● **TASK INPUT**
++++++

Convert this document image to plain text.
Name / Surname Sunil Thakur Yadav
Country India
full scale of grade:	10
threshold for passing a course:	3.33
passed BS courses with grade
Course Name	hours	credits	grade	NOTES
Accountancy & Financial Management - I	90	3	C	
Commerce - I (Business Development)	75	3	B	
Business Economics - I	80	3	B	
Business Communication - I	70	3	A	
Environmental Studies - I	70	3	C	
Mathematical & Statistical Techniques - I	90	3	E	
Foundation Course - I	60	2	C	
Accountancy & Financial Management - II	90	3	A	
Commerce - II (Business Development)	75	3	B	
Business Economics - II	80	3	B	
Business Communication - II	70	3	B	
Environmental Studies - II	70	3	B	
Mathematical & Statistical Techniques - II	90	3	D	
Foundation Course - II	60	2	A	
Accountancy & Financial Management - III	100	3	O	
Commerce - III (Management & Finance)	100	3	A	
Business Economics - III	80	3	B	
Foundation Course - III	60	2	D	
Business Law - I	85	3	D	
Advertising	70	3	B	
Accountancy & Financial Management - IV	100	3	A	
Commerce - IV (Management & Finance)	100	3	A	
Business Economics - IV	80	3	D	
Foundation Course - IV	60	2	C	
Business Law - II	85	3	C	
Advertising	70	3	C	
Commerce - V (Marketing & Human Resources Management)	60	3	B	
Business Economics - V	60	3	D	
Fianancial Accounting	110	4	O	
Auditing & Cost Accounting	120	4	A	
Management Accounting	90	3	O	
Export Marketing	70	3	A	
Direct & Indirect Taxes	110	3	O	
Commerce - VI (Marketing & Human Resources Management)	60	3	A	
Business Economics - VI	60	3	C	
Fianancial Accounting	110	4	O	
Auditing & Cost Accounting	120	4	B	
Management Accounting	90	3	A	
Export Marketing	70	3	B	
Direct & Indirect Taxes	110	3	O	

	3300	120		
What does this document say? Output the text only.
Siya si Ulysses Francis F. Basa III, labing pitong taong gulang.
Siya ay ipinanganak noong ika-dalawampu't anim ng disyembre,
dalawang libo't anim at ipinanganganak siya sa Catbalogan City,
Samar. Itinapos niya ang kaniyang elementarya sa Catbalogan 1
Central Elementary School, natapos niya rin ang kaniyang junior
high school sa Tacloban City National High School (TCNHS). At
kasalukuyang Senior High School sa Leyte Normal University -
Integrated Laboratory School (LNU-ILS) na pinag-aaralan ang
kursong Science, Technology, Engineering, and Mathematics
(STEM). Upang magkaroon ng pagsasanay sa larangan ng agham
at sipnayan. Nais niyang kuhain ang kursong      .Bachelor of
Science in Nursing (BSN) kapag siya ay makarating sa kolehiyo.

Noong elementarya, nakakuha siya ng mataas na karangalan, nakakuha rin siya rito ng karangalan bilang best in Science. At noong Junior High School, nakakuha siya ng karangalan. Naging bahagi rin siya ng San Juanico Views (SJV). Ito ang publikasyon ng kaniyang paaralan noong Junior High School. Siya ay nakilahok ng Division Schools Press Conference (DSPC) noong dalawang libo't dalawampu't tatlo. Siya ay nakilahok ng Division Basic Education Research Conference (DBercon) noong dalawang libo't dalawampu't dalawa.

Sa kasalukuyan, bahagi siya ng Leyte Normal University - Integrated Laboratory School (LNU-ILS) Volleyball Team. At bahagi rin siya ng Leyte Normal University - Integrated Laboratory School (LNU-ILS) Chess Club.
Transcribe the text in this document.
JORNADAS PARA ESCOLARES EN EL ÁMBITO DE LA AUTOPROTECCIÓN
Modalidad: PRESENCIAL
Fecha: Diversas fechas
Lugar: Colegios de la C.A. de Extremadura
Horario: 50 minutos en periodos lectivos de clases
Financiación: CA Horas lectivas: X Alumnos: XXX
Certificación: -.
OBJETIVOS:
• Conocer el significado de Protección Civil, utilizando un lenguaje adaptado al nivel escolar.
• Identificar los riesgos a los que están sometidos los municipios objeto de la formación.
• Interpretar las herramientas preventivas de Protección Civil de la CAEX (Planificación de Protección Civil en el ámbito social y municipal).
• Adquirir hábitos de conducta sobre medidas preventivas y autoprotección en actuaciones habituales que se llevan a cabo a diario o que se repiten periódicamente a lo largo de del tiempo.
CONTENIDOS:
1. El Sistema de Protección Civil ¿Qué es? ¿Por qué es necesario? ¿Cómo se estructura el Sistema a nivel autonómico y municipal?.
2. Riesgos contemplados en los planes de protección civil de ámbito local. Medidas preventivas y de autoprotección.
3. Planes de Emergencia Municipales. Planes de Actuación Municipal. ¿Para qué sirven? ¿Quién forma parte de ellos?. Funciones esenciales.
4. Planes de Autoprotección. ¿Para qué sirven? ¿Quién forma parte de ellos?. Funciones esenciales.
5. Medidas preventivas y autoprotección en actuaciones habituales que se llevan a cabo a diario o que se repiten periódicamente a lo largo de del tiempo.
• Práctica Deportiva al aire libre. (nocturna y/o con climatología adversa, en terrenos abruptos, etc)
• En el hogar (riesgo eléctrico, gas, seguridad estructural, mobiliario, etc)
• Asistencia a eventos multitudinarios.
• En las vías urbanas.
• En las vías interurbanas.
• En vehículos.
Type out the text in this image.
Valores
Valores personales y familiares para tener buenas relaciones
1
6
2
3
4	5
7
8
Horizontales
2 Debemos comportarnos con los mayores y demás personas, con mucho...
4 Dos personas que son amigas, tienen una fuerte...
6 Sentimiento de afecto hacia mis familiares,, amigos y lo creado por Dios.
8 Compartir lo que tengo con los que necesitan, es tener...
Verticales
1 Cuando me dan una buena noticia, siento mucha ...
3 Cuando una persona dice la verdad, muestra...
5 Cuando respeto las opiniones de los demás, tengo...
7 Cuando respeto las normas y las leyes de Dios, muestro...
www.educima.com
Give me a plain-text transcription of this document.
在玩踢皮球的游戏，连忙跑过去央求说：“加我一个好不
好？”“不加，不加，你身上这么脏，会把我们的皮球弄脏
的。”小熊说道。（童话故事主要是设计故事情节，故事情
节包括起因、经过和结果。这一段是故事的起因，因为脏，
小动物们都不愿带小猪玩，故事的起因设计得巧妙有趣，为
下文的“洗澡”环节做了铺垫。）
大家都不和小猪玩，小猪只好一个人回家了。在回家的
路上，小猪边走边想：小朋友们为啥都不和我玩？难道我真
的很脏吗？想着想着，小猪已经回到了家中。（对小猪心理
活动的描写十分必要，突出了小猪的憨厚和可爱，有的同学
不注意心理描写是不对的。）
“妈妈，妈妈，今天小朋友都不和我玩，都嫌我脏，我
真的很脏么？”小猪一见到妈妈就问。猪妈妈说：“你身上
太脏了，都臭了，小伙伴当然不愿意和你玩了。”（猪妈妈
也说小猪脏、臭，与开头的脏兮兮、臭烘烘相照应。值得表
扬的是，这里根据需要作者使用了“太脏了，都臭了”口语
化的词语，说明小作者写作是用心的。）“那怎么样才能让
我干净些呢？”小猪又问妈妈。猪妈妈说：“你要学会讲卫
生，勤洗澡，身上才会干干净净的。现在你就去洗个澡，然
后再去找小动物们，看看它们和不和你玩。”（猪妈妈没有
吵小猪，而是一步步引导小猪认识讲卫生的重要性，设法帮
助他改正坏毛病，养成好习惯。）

++++++

● **GIVEN PROBLEM**
Without omitting anything, output the entries exactly.

● **OUTPUT FOR THIS EXERCISE**
Convert this document image to plain text.
Name / Surname Sunil Thakur Yadav
Country India
full scale of grade:	10
threshold for passing a course:	3.33
passed BS courses with grade
Course Name	hours	credits	grade	NOTES
Accountancy & Financial Management - I	90	3	C	
Commerce - I (Business Development)	75	3	B	
Business Economics - I	80	3	B	
Business Communication - I	70	3	A	
Environmental Studies - I	70	3	C	
Mathematical & Statistical Techniques - I	90	3	E	
Foundation Course - I	60	2	C	
Accountancy & Financial Management - II	90	3	A	
Commerce - II (Business Development)	75	3	B	
Business Economics - II	80	3	B	
Business Communication - II	70	3	B	
Environmental Studies - II	70	3	B	
Mathematical & Statistical Techniques - II	90	3	D	
Foundation Course - II	60	2	A	
Accountancy & Financial Management - III	100	3	O	
Commerce - III (Management & Finance)	100	3	A	
Business Economics - III	80	3	B	
Foundation Course - III	60	2	D	
Business Law - I	85	3	D	
Advertising	70	3	B	
Accountancy & Financial Management - IV	100	3	A	
Commerce - IV (Management & Finance)	100	3	A	
Business Economics - IV	80	3	D	
Foundation Course - IV	60	2	C	
Business Law - II	85	3	C	
Advertising	70	3	C	
Commerce - V (Marketing & Human Resources Management)	60	3	B	
Business Economics - V	60	3	D	
Fianancial Accounting	110	4	O	
Auditing & Cost Accounting	120	4	A	
Management Accounting	90	3	O	
Export Marketing	70	3	A	
Direct & Indirect Taxes	110	3	O	
Commerce - VI (Marketing & Human Resources Management)	60	3	A	
Business Economics - VI	60	3	C	
Fianancial Accounting	110	4	O	
Auditing & Cost Accounting	120	4	B	
Management Accounting	90	3	A	
Export Marketing	70	3	B	
Direct & Indirect Taxes	110	3	O	

	3300	120		
What does this document say? Output the text only.
Siya si Ulysses Francis F. Basa III, labing pitong taong gulang.
Siya ay ipinanganak noong ika-dalawampu't anim ng disyembre,
dalawang libo't anim at ipinanganganak siya sa Catbalogan City,
Samar. Itinapos niya ang kaniyang elementarya sa Catbalogan 1
Central Elementary School, natapos niya rin ang kaniyang junior
high school sa Tacloban City National High School (TCNHS). At
kasalukuyang Senior High School sa Leyte Normal University -
Integrated Laboratory School (LNU-ILS) na pinag-aaralan ang
kursong Science, Technology, Engineering, and Mathematics
(STEM). Upang magkaroon ng pagsasanay sa larangan ng agham
at sipnayan. Nais niyang kuhain ang kursong      .Bachelor of
Science in Nursing (BSN) kapag siya ay makarating sa kolehiyo.

Noong elementarya, nakakuha siya ng mataas na karangalan, nakakuha rin siya rito ng karangalan bilang best in Science. At noong Junior High School, nakakuha siya ng karangalan. Naging bahagi rin siya ng San Juanico Views (SJV). Ito ang publikasyon ng kaniyang paaralan noong Junior High School. Siya ay nakilahok ng Division Schools Press Conference (DSPC) noong dalawang libo't dalawampu't tatlo. Siya ay nakilahok ng Division Basic Education Research Conference (DBercon) noong dalawang libo't dalawampu't dalawa.

Sa kasalukuyan, bahagi siya ng Leyte Normal University - Integrated Laboratory School (LNU-ILS) Volleyball Team. At bahagi rin siya ng Leyte Normal University - Integrated Laboratory School (LNU-ILS) Chess Club.
Transcribe the text in this document.
JORNADAS PARA ESCOLARES EN EL ÁMBITO DE LA AUTOPROTECCIÓN
Modalidad: PRESENCIAL
Fecha: Diversas fechas
Lugar: Colegios de la C.A. de Extremadura
Horario: 50 minutos en periodos lectivos de clases
Financiación: CA Horas lectivas: X Alumnos: XXX
Certificación: -.
OBJETIVOS:
• Conocer el significado de Protección Civil, utilizando un lenguaje adaptado al nivel escolar.
• Identificar los riesgos a los que están sometidos los municipios objeto de la formación.
• Interpretar las herramientas preventivas de Protección Civil de la CAEX (Planificación de Protección Civil en el ámbito social y municipal).
• Adquirir hábitos de conducta sobre medidas preventivas y autoprotección en actuaciones habituales que se llevan a cabo a diario o que se repiten periódicamente a lo largo de del tiempo.
CONTENIDOS:
1. El Sistema de Protección Civil ¿Qué es? ¿Por qué es necesario? ¿Cómo se estructura el Sistema a nivel autonómico y municipal?.
2. Riesgos contemplados en los planes de protección civil de ámbito local. Medidas preventivas y de autoprotección.
3. Planes de Emergencia Municipales. Planes de Actuación Municipal. ¿Para qué sirven? ¿Quién forma parte de ellos?. Funciones esenciales.
4. Planes de Autoprotección. ¿Para qué sirven? ¿Quién forma parte de ellos?. Funciones esenciales.
5. Medidas preventivas y autoprotección en actuaciones habituales que se llevan a cabo a diario o que se repiten periódicamente a lo largo de del tiempo.
• Práctica Deportiva al aire libre. (nocturna y/o con climatología adversa, en terrenos abruptos, etc)
• En el hogar (riesgo eléctrico, gas, seguridad estructural, mobiliario, etc)
• Asistencia a eventos multitudinarios.
• En las vías urbanas.
• En las vías interurbanas.
• En vehículos.
Type out the text in this image.
Valores
Valores personales y familiares para tener buenas relaciones
1
6
2
3
4	5
7
8
Horizontales
2 Debemos comportarnos con los mayores y demás personas, con mucho...
4 Dos personas que son amigas, tienen una fuerte...
6 Sentimiento de afecto hacia mis familiares,, amigos y lo creado por Dios.
8 Compartir lo que tengo con los que necesitan, es tener...
Verticales
1 Cuando me dan una buena noticia, siento mucha ...
3 Cuando una persona dice la verdad, muestra...
5 Cuando respeto las opiniones de los demás, tengo...
7 Cuando respeto las normas y las leyes de Dios, muestro...
www.educima.com
Give me a plain-text transcription of this document.
在玩踢皮球的游戏，连忙跑过去央求说：“加我一个好不
好？”“不加，不加，你身上这么脏，会把我们的皮球弄脏
的。”小熊说道。（童话故事主要是设计故事情节，故事情
节包括起因、经过和结果。这一段是故事的起因，因为脏，
小动物们都不愿带小猪玩，故事的起因设计得巧妙有趣，为
下文的“洗澡”环节做了铺垫。）
大家都不和小猪玩，小猪只好一个人回家了。在回家的
路上，小猪边走边想：小朋友们为啥都不和我玩？难道我真
的很脏吗？想着想着，小猪已经回到了家中。（对小猪心理
活动的描写十分必要，突出了小猪的憨厚和可爱，有的同学
不注意心理描写是不对的。）
“妈妈，妈妈，今天小朋友都不和我玩，都嫌我脏，我
真的很脏么？”小猪一见到妈妈就问。猪妈妈说：“你身上
太脏了，都臭了，小伙伴当然不愿意和你玩了。”（猪妈妈
也说小猪脏、臭，与开头的脏兮兮、臭烘烘相照应。值得表
扬的是，这里根据需要作者使用了“太脏了，都臭了”口语
化的词语，说明小作者写作是用心的。）“那怎么样才能让
我干净些呢？”小猪又问妈妈。猪妈妈说：“你要学会讲卫
生，勤洗澡，身上才会干干净净的。现在你就去洗个澡，然
后再去找小动物们，看看它们和不和你玩。”（猪妈妈没有
吵小猪，而是一步步引导小猪认识讲卫生的重要性，设法帮
助他改正坏毛病，养成好习惯。）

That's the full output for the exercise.